**Instruction:** Give a verbatim copy of the lines below, minus the pictures.
▬▬▬▬▬▬▬▬▬▬
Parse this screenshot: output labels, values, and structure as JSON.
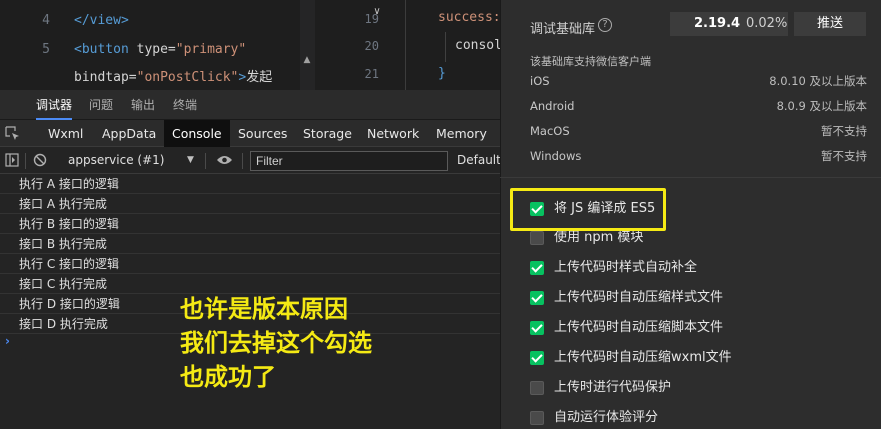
{
  "editor": {
    "lines": [
      {
        "num": "4",
        "parts": [
          {
            "t": "tag",
            "v": "</view>"
          }
        ]
      },
      {
        "num": "5",
        "parts": [
          {
            "t": "tag",
            "v": "<button "
          },
          {
            "t": "attr",
            "v": "type="
          },
          {
            "t": "str",
            "v": "\"primary\""
          }
        ]
      },
      {
        "num": "",
        "parts": [
          {
            "t": "attr",
            "v": "bindtap="
          },
          {
            "t": "str",
            "v": "\"onPostClick\""
          },
          {
            "t": "tag",
            "v": ">"
          },
          {
            "t": "txt",
            "v": "发起"
          }
        ]
      }
    ],
    "right_line_numbers": [
      "19",
      "20",
      "21"
    ],
    "right_code": [
      "success:",
      "consol",
      "}"
    ]
  },
  "devtools": {
    "tabs": [
      "调试器",
      "问题",
      "输出",
      "终端"
    ],
    "active_tab": "调试器",
    "panels": [
      "Wxml",
      "AppData",
      "Console",
      "Sources",
      "Storage",
      "Network",
      "Memory"
    ],
    "active_panel": "Console",
    "context": "appservice (#1)",
    "filter_placeholder": "Filter",
    "levels": "Default",
    "logs": [
      "执行 A 接口的逻辑",
      "接口 A 执行完成",
      "执行 B 接口的逻辑",
      "接口 B 执行完成",
      "执行 C 接口的逻辑",
      "接口 C 执行完成",
      "执行 D 接口的逻辑",
      "接口 D 执行完成"
    ],
    "prompt": "›"
  },
  "annotation": {
    "lines": [
      "也许是版本原因",
      "我们去掉这个勾选",
      "也成功了"
    ],
    "color": "#f5ea14"
  },
  "settings": {
    "lib_label": "调试基础库",
    "lib_version": "2.19.4",
    "lib_percent": "0.02%",
    "push_label": "推送",
    "support_note": "该基础库支持微信客户端",
    "os": [
      {
        "name": "iOS",
        "value": "8.0.10 及以上版本"
      },
      {
        "name": "Android",
        "value": "8.0.9 及以上版本"
      },
      {
        "name": "MacOS",
        "value": "暂不支持"
      },
      {
        "name": "Windows",
        "value": "暂不支持"
      }
    ],
    "options": [
      {
        "label": "将 JS 编译成 ES5",
        "checked": true
      },
      {
        "label": "使用 npm 模块",
        "checked": false
      },
      {
        "label": "上传代码时样式自动补全",
        "checked": true
      },
      {
        "label": "上传代码时自动压缩样式文件",
        "checked": true
      },
      {
        "label": "上传代码时自动压缩脚本文件",
        "checked": true
      },
      {
        "label": "上传代码时自动压缩wxml文件",
        "checked": true
      },
      {
        "label": "上传时进行代码保护",
        "checked": false
      },
      {
        "label": "自动运行体验评分",
        "checked": false
      }
    ],
    "accent": "#07c160"
  }
}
▬▬▬▬▬▬▬▬▬▬
**Task solution:**
Parse this screenshot: output labels, values, and structure as JSON.
{
  "editor": {
    "lines": [
      {
        "num": "4",
        "parts": [
          {
            "t": "tag",
            "v": "</view>"
          }
        ]
      },
      {
        "num": "5",
        "parts": [
          {
            "t": "tag",
            "v": "<button "
          },
          {
            "t": "attr",
            "v": "type="
          },
          {
            "t": "str",
            "v": "\"primary\""
          }
        ]
      },
      {
        "num": "",
        "parts": [
          {
            "t": "attr",
            "v": "bindtap="
          },
          {
            "t": "str",
            "v": "\"onPostClick\""
          },
          {
            "t": "tag",
            "v": ">"
          },
          {
            "t": "txt",
            "v": "发起"
          }
        ]
      }
    ],
    "right_line_numbers": [
      "19",
      "20",
      "21"
    ],
    "right_code": [
      "success:",
      "consol",
      "}"
    ]
  },
  "devtools": {
    "tabs": [
      "调试器",
      "问题",
      "输出",
      "终端"
    ],
    "active_tab": "调试器",
    "panels": [
      "Wxml",
      "AppData",
      "Console",
      "Sources",
      "Storage",
      "Network",
      "Memory"
    ],
    "active_panel": "Console",
    "context": "appservice (#1)",
    "filter_placeholder": "Filter",
    "levels": "Default",
    "logs": [
      "执行 A 接口的逻辑",
      "接口 A 执行完成",
      "执行 B 接口的逻辑",
      "接口 B 执行完成",
      "执行 C 接口的逻辑",
      "接口 C 执行完成",
      "执行 D 接口的逻辑",
      "接口 D 执行完成"
    ],
    "prompt": "›"
  },
  "annotation": {
    "lines": [
      "也许是版本原因",
      "我们去掉这个勾选",
      "也成功了"
    ],
    "color": "#f5ea14"
  },
  "settings": {
    "lib_label": "调试基础库",
    "lib_version": "2.19.4",
    "lib_percent": "0.02%",
    "push_label": "推送",
    "support_note": "该基础库支持微信客户端",
    "os": [
      {
        "name": "iOS",
        "value": "8.0.10 及以上版本"
      },
      {
        "name": "Android",
        "value": "8.0.9 及以上版本"
      },
      {
        "name": "MacOS",
        "value": "暂不支持"
      },
      {
        "name": "Windows",
        "value": "暂不支持"
      }
    ],
    "options": [
      {
        "label": "将 JS 编译成 ES5",
        "checked": true
      },
      {
        "label": "使用 npm 模块",
        "checked": false
      },
      {
        "label": "上传代码时样式自动补全",
        "checked": true
      },
      {
        "label": "上传代码时自动压缩样式文件",
        "checked": true
      },
      {
        "label": "上传代码时自动压缩脚本文件",
        "checked": true
      },
      {
        "label": "上传代码时自动压缩wxml文件",
        "checked": true
      },
      {
        "label": "上传时进行代码保护",
        "checked": false
      },
      {
        "label": "自动运行体验评分",
        "checked": false
      }
    ],
    "accent": "#07c160"
  }
}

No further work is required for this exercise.